++++ SUPPLIED MATERIAL

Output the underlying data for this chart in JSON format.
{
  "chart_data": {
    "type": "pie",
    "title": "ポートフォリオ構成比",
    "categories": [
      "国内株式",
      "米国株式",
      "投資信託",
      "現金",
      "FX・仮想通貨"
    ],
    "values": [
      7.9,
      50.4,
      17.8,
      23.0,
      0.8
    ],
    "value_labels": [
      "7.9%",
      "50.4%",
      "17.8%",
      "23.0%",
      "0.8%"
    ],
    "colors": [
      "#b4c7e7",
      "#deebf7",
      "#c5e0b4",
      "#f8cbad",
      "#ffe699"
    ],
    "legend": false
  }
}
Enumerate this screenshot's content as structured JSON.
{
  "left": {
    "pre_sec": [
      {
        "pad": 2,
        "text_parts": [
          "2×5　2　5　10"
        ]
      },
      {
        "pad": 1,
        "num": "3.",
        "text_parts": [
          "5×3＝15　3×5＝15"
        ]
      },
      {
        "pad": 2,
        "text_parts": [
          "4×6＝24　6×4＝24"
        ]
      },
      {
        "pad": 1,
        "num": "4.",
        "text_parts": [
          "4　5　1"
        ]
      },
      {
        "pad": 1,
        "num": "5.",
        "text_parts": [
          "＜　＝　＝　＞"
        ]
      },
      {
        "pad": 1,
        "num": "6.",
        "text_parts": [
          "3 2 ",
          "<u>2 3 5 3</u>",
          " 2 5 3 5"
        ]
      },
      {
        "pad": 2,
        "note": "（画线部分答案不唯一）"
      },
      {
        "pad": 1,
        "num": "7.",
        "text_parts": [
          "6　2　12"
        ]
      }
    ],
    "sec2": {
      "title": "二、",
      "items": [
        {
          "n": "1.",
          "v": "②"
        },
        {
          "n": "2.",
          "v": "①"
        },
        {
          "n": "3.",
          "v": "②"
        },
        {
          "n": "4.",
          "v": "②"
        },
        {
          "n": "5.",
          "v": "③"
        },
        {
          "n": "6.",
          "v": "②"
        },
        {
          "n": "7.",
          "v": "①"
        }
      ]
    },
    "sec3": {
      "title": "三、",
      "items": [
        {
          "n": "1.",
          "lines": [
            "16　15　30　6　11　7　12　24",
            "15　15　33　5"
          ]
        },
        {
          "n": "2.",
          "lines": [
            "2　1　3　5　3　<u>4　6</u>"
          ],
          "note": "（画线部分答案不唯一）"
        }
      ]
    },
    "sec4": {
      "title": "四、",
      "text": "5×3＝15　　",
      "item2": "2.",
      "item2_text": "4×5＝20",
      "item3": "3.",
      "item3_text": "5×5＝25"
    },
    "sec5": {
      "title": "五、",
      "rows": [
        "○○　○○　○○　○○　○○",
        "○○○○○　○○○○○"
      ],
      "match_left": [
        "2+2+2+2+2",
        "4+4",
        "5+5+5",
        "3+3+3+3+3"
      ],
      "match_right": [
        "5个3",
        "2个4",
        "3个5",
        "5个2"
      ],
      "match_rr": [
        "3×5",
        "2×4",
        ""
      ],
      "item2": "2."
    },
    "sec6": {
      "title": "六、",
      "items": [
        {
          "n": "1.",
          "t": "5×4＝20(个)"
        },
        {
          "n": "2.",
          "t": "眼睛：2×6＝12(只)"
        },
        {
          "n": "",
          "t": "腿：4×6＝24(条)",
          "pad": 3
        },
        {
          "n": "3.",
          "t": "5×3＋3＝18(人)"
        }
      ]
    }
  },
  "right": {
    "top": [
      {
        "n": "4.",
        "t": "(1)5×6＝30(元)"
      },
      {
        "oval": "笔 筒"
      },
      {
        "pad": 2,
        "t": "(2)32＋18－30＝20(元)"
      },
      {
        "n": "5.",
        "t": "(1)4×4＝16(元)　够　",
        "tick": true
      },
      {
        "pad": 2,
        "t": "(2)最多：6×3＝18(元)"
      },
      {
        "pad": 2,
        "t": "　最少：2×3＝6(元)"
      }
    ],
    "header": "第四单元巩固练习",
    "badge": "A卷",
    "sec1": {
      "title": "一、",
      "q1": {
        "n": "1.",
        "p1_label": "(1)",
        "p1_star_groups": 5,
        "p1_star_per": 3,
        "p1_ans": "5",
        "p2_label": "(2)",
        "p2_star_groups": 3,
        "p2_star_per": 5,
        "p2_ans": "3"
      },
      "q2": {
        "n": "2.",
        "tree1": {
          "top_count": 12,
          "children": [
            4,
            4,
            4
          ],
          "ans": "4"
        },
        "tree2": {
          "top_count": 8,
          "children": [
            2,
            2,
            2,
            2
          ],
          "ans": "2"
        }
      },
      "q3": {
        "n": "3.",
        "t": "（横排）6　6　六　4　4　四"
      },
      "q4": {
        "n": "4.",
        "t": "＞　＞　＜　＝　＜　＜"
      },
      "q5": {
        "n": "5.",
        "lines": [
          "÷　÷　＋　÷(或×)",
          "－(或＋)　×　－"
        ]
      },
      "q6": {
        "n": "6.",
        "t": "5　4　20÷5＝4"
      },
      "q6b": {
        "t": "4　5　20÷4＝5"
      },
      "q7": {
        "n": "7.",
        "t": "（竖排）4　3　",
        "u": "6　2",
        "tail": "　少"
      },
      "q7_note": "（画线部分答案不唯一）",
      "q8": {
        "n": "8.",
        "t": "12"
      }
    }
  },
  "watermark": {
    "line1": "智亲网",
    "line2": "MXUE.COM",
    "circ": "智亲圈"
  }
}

++++++++

## [SET TASK]
Transcribe all of the material exactly. Omit nothing.

## [COMPLETED TASK]
Output the underlying data for this chart in JSON format.
{
  "chart_data": {
    "type": "pie",
    "title": "ポートフォリオ構成比",
    "categories": [
      "国内株式",
      "米国株式",
      "投資信託",
      "現金",
      "FX・仮想通貨"
    ],
    "values": [
      7.9,
      50.4,
      17.8,
      23.0,
      0.8
    ],
    "value_labels": [
      "7.9%",
      "50.4%",
      "17.8%",
      "23.0%",
      "0.8%"
    ],
    "colors": [
      "#b4c7e7",
      "#deebf7",
      "#c5e0b4",
      "#f8cbad",
      "#ffe699"
    ],
    "legend": false
  }
}
Enumerate this screenshot's content as structured JSON.
{
  "left": {
    "pre_sec": [
      {
        "pad": 2,
        "text_parts": [
          "2×5　2　5　10"
        ]
      },
      {
        "pad": 1,
        "num": "3.",
        "text_parts": [
          "5×3＝15　3×5＝15"
        ]
      },
      {
        "pad": 2,
        "text_parts": [
          "4×6＝24　6×4＝24"
        ]
      },
      {
        "pad": 1,
        "num": "4.",
        "text_parts": [
          "4　5　1"
        ]
      },
      {
        "pad": 1,
        "num": "5.",
        "text_parts": [
          "＜　＝　＝　＞"
        ]
      },
      {
        "pad": 1,
        "num": "6.",
        "text_parts": [
          "3 2 ",
          "<u>2 3 5 3</u>",
          " 2 5 3 5"
        ]
      },
      {
        "pad": 2,
        "note": "（画线部分答案不唯一）"
      },
      {
        "pad": 1,
        "num": "7.",
        "text_parts": [
          "6　2　12"
        ]
      }
    ],
    "sec2": {
      "title": "二、",
      "items": [
        {
          "n": "1.",
          "v": "②"
        },
        {
          "n": "2.",
          "v": "①"
        },
        {
          "n": "3.",
          "v": "②"
        },
        {
          "n": "4.",
          "v": "②"
        },
        {
          "n": "5.",
          "v": "③"
        },
        {
          "n": "6.",
          "v": "②"
        },
        {
          "n": "7.",
          "v": "①"
        }
      ]
    },
    "sec3": {
      "title": "三、",
      "items": [
        {
          "n": "1.",
          "lines": [
            "16　15　30　6　11　7　12　24",
            "15　15　33　5"
          ]
        },
        {
          "n": "2.",
          "lines": [
            "2　1　3　5　3　<u>4　6</u>"
          ],
          "note": "（画线部分答案不唯一）"
        }
      ]
    },
    "sec4": {
      "title": "四、",
      "text": "5×3＝15　　",
      "item2": "2.",
      "item2_text": "4×5＝20",
      "item3": "3.",
      "item3_text": "5×5＝25"
    },
    "sec5": {
      "title": "五、",
      "rows": [
        "○○　○○　○○　○○　○○",
        "○○○○○　○○○○○"
      ],
      "match_left": [
        "2+2+2+2+2",
        "4+4",
        "5+5+5",
        "3+3+3+3+3"
      ],
      "match_right": [
        "5个3",
        "2个4",
        "3个5",
        "5个2"
      ],
      "match_rr": [
        "3×5",
        "2×4",
        ""
      ],
      "item2": "2."
    },
    "sec6": {
      "title": "六、",
      "items": [
        {
          "n": "1.",
          "t": "5×4＝20(个)"
        },
        {
          "n": "2.",
          "t": "眼睛：2×6＝12(只)"
        },
        {
          "n": "",
          "t": "腿：4×6＝24(条)",
          "pad": 3
        },
        {
          "n": "3.",
          "t": "5×3＋3＝18(人)"
        }
      ]
    }
  },
  "right": {
    "top": [
      {
        "n": "4.",
        "t": "(1)5×6＝30(元)"
      },
      {
        "oval": "笔 筒"
      },
      {
        "pad": 2,
        "t": "(2)32＋18－30＝20(元)"
      },
      {
        "n": "5.",
        "t": "(1)4×4＝16(元)　够　",
        "tick": true
      },
      {
        "pad": 2,
        "t": "(2)最多：6×3＝18(元)"
      },
      {
        "pad": 2,
        "t": "　最少：2×3＝6(元)"
      }
    ],
    "header": "第四单元巩固练习",
    "badge": "A卷",
    "sec1": {
      "title": "一、",
      "q1": {
        "n": "1.",
        "p1_label": "(1)",
        "p1_star_groups": 5,
        "p1_star_per": 3,
        "p1_ans": "5",
        "p2_label": "(2)",
        "p2_star_groups": 3,
        "p2_star_per": 5,
        "p2_ans": "3"
      },
      "q2": {
        "n": "2.",
        "tree1": {
          "top_count": 12,
          "children": [
            4,
            4,
            4
          ],
          "ans": "4"
        },
        "tree2": {
          "top_count": 8,
          "children": [
            2,
            2,
            2,
            2
          ],
          "ans": "2"
        }
      },
      "q3": {
        "n": "3.",
        "t": "（横排）6　6　六　4　4　四"
      },
      "q4": {
        "n": "4.",
        "t": "＞　＞　＜　＝　＜　＜"
      },
      "q5": {
        "n": "5.",
        "lines": [
          "÷　÷　＋　÷(或×)",
          "－(或＋)　×　－"
        ]
      },
      "q6": {
        "n": "6.",
        "t": "5　4　20÷5＝4"
      },
      "q6b": {
        "t": "4　5　20÷4＝5"
      },
      "q7": {
        "n": "7.",
        "t": "（竖排）4　3　",
        "u": "6　2",
        "tail": "　少"
      },
      "q7_note": "（画线部分答案不唯一）",
      "q8": {
        "n": "8.",
        "t": "12"
      }
    }
  },
  "watermark": {
    "line1": "智亲网",
    "line2": "MXUE.COM",
    "circ": "智亲圈"
  }
}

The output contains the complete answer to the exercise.